WHAT THE TASK ASKS: Starting at the line with "Convert this screenshot", copy each line through the last one below exactly as written, without any pictures.

ENTRIES SUPPLIED:
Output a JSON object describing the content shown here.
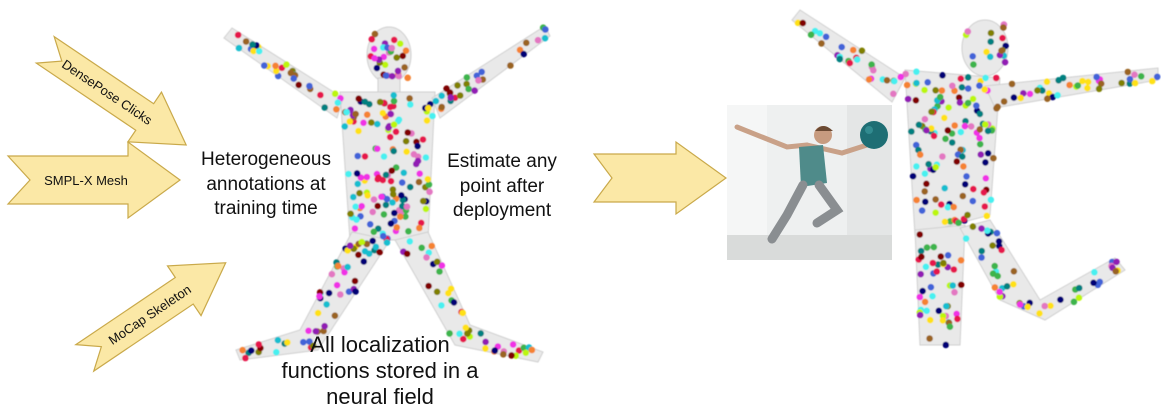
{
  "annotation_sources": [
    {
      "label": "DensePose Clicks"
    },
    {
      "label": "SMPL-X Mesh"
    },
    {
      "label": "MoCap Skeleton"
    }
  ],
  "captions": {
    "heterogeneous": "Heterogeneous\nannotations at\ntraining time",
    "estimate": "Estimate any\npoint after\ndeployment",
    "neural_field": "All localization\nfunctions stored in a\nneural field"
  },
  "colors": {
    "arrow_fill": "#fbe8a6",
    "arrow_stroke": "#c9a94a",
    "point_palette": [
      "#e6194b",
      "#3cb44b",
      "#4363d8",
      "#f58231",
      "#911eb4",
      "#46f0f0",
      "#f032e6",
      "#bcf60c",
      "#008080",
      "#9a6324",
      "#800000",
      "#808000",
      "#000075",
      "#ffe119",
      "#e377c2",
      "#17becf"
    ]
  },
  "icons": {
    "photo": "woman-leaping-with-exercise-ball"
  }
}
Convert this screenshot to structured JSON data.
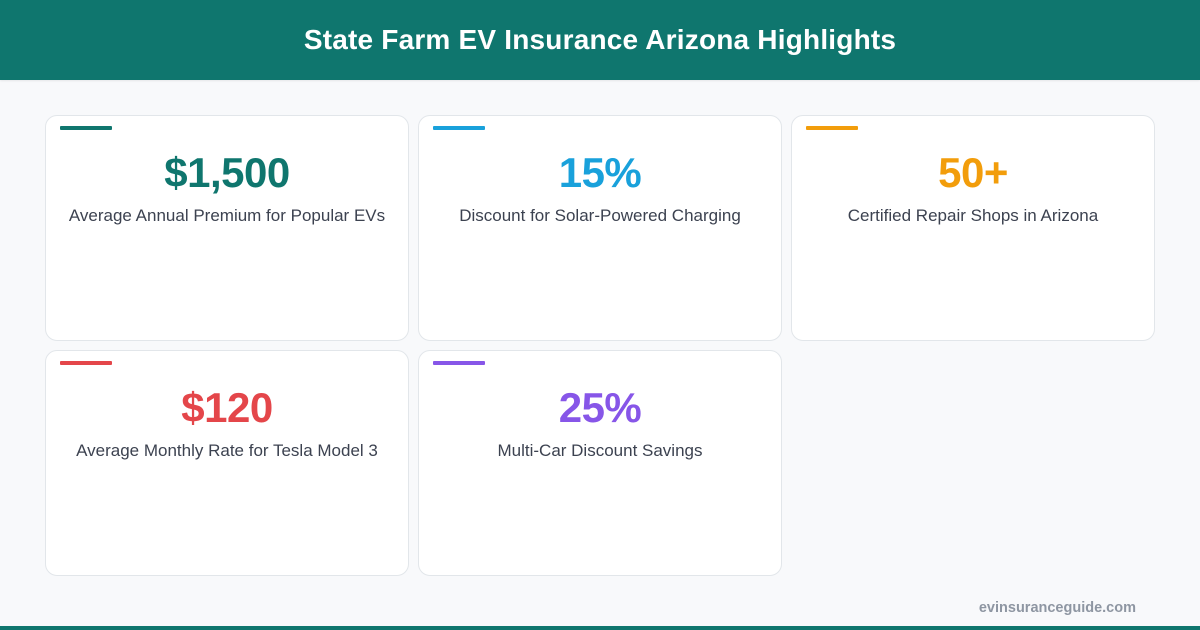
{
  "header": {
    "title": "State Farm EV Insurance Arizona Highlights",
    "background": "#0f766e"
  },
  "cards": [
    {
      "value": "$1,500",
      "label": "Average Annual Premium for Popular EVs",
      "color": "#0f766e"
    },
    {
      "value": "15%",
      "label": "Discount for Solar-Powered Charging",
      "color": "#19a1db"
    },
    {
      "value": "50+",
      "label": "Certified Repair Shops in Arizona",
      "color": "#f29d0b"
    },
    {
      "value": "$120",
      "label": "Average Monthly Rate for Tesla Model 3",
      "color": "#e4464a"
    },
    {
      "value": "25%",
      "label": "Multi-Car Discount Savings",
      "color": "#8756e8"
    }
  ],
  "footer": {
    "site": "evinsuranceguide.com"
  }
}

RESPONSE:
Convert this screenshot to structured JSON data.
{
  "header": {
    "title": "State Farm EV Insurance Arizona Highlights",
    "background": "#0f766e"
  },
  "cards": [
    {
      "value": "$1,500",
      "label": "Average Annual Premium for Popular EVs",
      "color": "#0f766e"
    },
    {
      "value": "15%",
      "label": "Discount for Solar-Powered Charging",
      "color": "#19a1db"
    },
    {
      "value": "50+",
      "label": "Certified Repair Shops in Arizona",
      "color": "#f29d0b"
    },
    {
      "value": "$120",
      "label": "Average Monthly Rate for Tesla Model 3",
      "color": "#e4464a"
    },
    {
      "value": "25%",
      "label": "Multi-Car Discount Savings",
      "color": "#8756e8"
    }
  ],
  "footer": {
    "site": "evinsuranceguide.com"
  }
}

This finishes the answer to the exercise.